## TASK INSTRUCTIONS
Would you write out the listing verbatim and skip every picture in it?

========================================

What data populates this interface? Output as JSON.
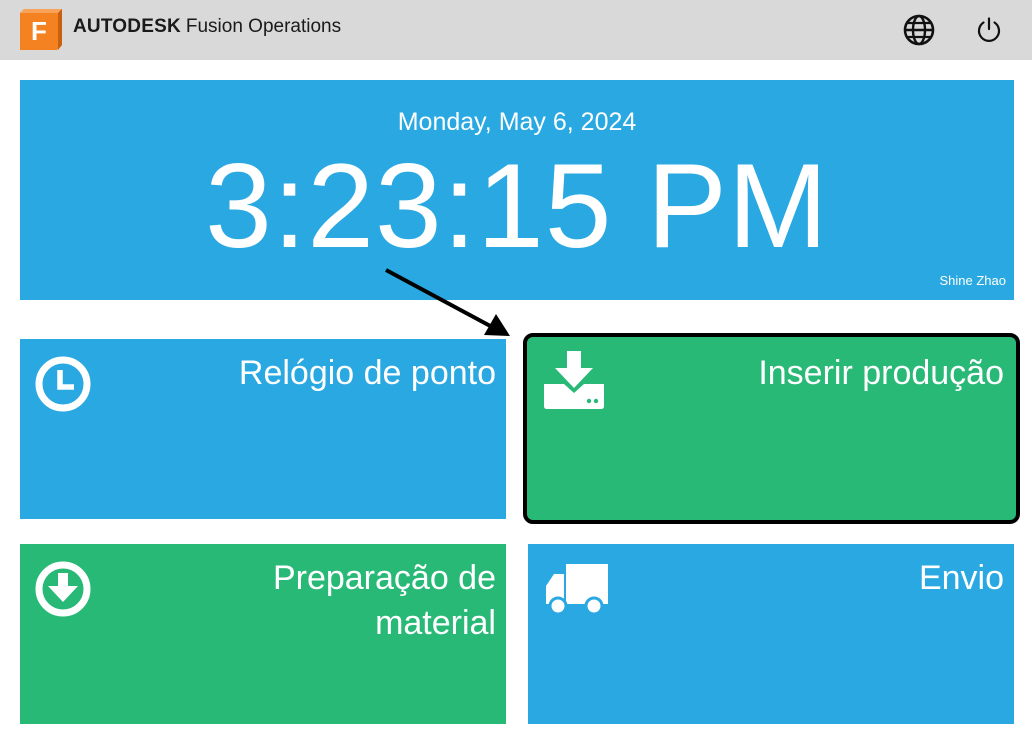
{
  "header": {
    "logo_letter": "F",
    "brand_strong": "AUTODESK",
    "brand_light": "Fusion Operations",
    "language_icon": "globe-icon",
    "logout_icon": "power-icon"
  },
  "clock": {
    "date": "Monday, May 6, 2024",
    "time": "3:23:15 PM",
    "user": "Shine Zhao"
  },
  "tiles": [
    {
      "label": "Relógio de ponto",
      "icon": "clock-icon",
      "color": "#29a8e2"
    },
    {
      "label": "Inserir produção",
      "icon": "download-tray-icon",
      "color": "#29b977",
      "selected": true
    },
    {
      "label": "Preparação de\nmaterial",
      "icon": "arrow-down-circle-icon",
      "color": "#29b977"
    },
    {
      "label": "Envio",
      "icon": "truck-icon",
      "color": "#29a8e2"
    }
  ],
  "colors": {
    "header_bg": "#d9d9d9",
    "blue": "#29a8e2",
    "green": "#29b977",
    "logo_orange": "#f58220"
  }
}
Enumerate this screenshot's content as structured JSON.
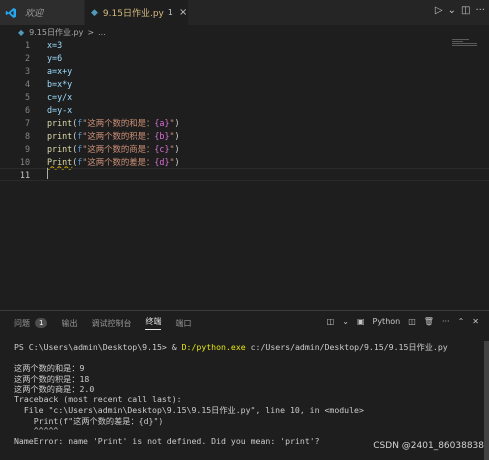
{
  "tabs": [
    {
      "label": "欢迎"
    },
    {
      "label": "9.15日作业.py",
      "badge": "1",
      "close": "×"
    }
  ],
  "breadcrumb": {
    "file": "9.15日作业.py",
    "separator": ">",
    "more": "..."
  },
  "editor": {
    "line_numbers": [
      "1",
      "2",
      "3",
      "4",
      "5",
      "6",
      "7",
      "8",
      "9",
      "10",
      "11"
    ],
    "lines": [
      [
        {
          "t": "x=3",
          "c": "t-var"
        }
      ],
      [
        {
          "t": "y=6",
          "c": "t-var"
        }
      ],
      [
        {
          "t": "a=x+y",
          "c": "t-var"
        }
      ],
      [
        {
          "t": "b=x*y",
          "c": "t-var"
        }
      ],
      [
        {
          "t": "c=y/x",
          "c": "t-var"
        }
      ],
      [
        {
          "t": "d=y-x",
          "c": "t-var"
        }
      ],
      [
        {
          "t": "print",
          "c": "t-fn"
        },
        {
          "t": "(",
          "c": "t-op"
        },
        {
          "t": "f",
          "c": "t-kw"
        },
        {
          "t": "\"这两个数的和是：",
          "c": "t-str"
        },
        {
          "t": "{a}",
          "c": "t-brace"
        },
        {
          "t": "\"",
          "c": "t-str"
        },
        {
          "t": ")",
          "c": "t-op"
        }
      ],
      [
        {
          "t": "print",
          "c": "t-fn"
        },
        {
          "t": "(",
          "c": "t-op"
        },
        {
          "t": "f",
          "c": "t-kw"
        },
        {
          "t": "\"这两个数的积是：",
          "c": "t-str"
        },
        {
          "t": "{b}",
          "c": "t-brace"
        },
        {
          "t": "\"",
          "c": "t-str"
        },
        {
          "t": ")",
          "c": "t-op"
        }
      ],
      [
        {
          "t": "print",
          "c": "t-fn"
        },
        {
          "t": "(",
          "c": "t-op"
        },
        {
          "t": "f",
          "c": "t-kw"
        },
        {
          "t": "\"这两个数的商是：",
          "c": "t-str"
        },
        {
          "t": "{c}",
          "c": "t-brace"
        },
        {
          "t": "\"",
          "c": "t-str"
        },
        {
          "t": ")",
          "c": "t-op"
        }
      ],
      [
        {
          "t": "Print",
          "c": "t-fn squiggle"
        },
        {
          "t": "(",
          "c": "t-op"
        },
        {
          "t": "f",
          "c": "t-kw"
        },
        {
          "t": "\"这两个数的差是：",
          "c": "t-str"
        },
        {
          "t": "{d}",
          "c": "t-brace"
        },
        {
          "t": "\"",
          "c": "t-str"
        },
        {
          "t": ")",
          "c": "t-op"
        }
      ],
      []
    ]
  },
  "panel": {
    "tabs": [
      "问题",
      "输出",
      "调试控制台",
      "终端",
      "端口"
    ],
    "problems_count": "1",
    "shell": "Python",
    "terminal_lines": [
      "PS C:\\Users\\admin\\Desktop\\9.15> & D:/python.exe c:/Users/admin/Desktop/9.15/9.15日作业.py",
      "",
      "这两个数的和是：9",
      "这两个数的积是：18",
      "这两个数的商是：2.0",
      "Traceback (most recent call last):",
      "  File \"c:\\Users\\admin\\Desktop\\9.15\\9.15日作业.py\", line 10, in <module>",
      "    Print(f\"这两个数的差是：{d}\")",
      "    ^^^^^",
      "NameError: name 'Print' is not defined. Did you mean: 'print'?"
    ]
  },
  "watermark": "CSDN @2401_86038838",
  "colors": {
    "accent": "#0078d4",
    "background": "#1e1e1e"
  }
}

========================================

## ANSWER TO THE TASK
What data populates this interface? Output as JSON.
{
  "header": {
    "logo_letter": "F",
    "brand_strong": "AUTODESK",
    "brand_light": "Fusion Operations",
    "language_icon": "globe-icon",
    "logout_icon": "power-icon"
  },
  "clock": {
    "date": "Monday, May 6, 2024",
    "time": "3:23:15 PM",
    "user": "Shine Zhao"
  },
  "tiles": [
    {
      "label": "Relógio de ponto",
      "icon": "clock-icon",
      "color": "#29a8e2"
    },
    {
      "label": "Inserir produção",
      "icon": "download-tray-icon",
      "color": "#29b977",
      "selected": true
    },
    {
      "label": "Preparação de\nmaterial",
      "icon": "arrow-down-circle-icon",
      "color": "#29b977"
    },
    {
      "label": "Envio",
      "icon": "truck-icon",
      "color": "#29a8e2"
    }
  ],
  "colors": {
    "header_bg": "#d9d9d9",
    "blue": "#29a8e2",
    "green": "#29b977",
    "logo_orange": "#f58220"
  }
}
Enumerate this screenshot's content as structured JSON.
{
  "tabs": [
    {
      "label": "欢迎"
    },
    {
      "label": "9.15日作业.py",
      "badge": "1",
      "close": "×"
    }
  ],
  "breadcrumb": {
    "file": "9.15日作业.py",
    "separator": ">",
    "more": "..."
  },
  "editor": {
    "line_numbers": [
      "1",
      "2",
      "3",
      "4",
      "5",
      "6",
      "7",
      "8",
      "9",
      "10",
      "11"
    ],
    "lines": [
      [
        {
          "t": "x=3",
          "c": "t-var"
        }
      ],
      [
        {
          "t": "y=6",
          "c": "t-var"
        }
      ],
      [
        {
          "t": "a=x+y",
          "c": "t-var"
        }
      ],
      [
        {
          "t": "b=x*y",
          "c": "t-var"
        }
      ],
      [
        {
          "t": "c=y/x",
          "c": "t-var"
        }
      ],
      [
        {
          "t": "d=y-x",
          "c": "t-var"
        }
      ],
      [
        {
          "t": "print",
          "c": "t-fn"
        },
        {
          "t": "(",
          "c": "t-op"
        },
        {
          "t": "f",
          "c": "t-kw"
        },
        {
          "t": "\"这两个数的和是：",
          "c": "t-str"
        },
        {
          "t": "{a}",
          "c": "t-brace"
        },
        {
          "t": "\"",
          "c": "t-str"
        },
        {
          "t": ")",
          "c": "t-op"
        }
      ],
      [
        {
          "t": "print",
          "c": "t-fn"
        },
        {
          "t": "(",
          "c": "t-op"
        },
        {
          "t": "f",
          "c": "t-kw"
        },
        {
          "t": "\"这两个数的积是：",
          "c": "t-str"
        },
        {
          "t": "{b}",
          "c": "t-brace"
        },
        {
          "t": "\"",
          "c": "t-str"
        },
        {
          "t": ")",
          "c": "t-op"
        }
      ],
      [
        {
          "t": "print",
          "c": "t-fn"
        },
        {
          "t": "(",
          "c": "t-op"
        },
        {
          "t": "f",
          "c": "t-kw"
        },
        {
          "t": "\"这两个数的商是：",
          "c": "t-str"
        },
        {
          "t": "{c}",
          "c": "t-brace"
        },
        {
          "t": "\"",
          "c": "t-str"
        },
        {
          "t": ")",
          "c": "t-op"
        }
      ],
      [
        {
          "t": "Print",
          "c": "t-fn squiggle"
        },
        {
          "t": "(",
          "c": "t-op"
        },
        {
          "t": "f",
          "c": "t-kw"
        },
        {
          "t": "\"这两个数的差是：",
          "c": "t-str"
        },
        {
          "t": "{d}",
          "c": "t-brace"
        },
        {
          "t": "\"",
          "c": "t-str"
        },
        {
          "t": ")",
          "c": "t-op"
        }
      ],
      []
    ]
  },
  "panel": {
    "tabs": [
      "问题",
      "输出",
      "调试控制台",
      "终端",
      "端口"
    ],
    "problems_count": "1",
    "shell": "Python",
    "terminal_lines": [
      "PS C:\\Users\\admin\\Desktop\\9.15> & D:/python.exe c:/Users/admin/Desktop/9.15/9.15日作业.py",
      "",
      "这两个数的和是：9",
      "这两个数的积是：18",
      "这两个数的商是：2.0",
      "Traceback (most recent call last):",
      "  File \"c:\\Users\\admin\\Desktop\\9.15\\9.15日作业.py\", line 10, in <module>",
      "    Print(f\"这两个数的差是：{d}\")",
      "    ^^^^^",
      "NameError: name 'Print' is not defined. Did you mean: 'print'?"
    ]
  },
  "watermark": "CSDN @2401_86038838",
  "colors": {
    "accent": "#0078d4",
    "background": "#1e1e1e"
  }
}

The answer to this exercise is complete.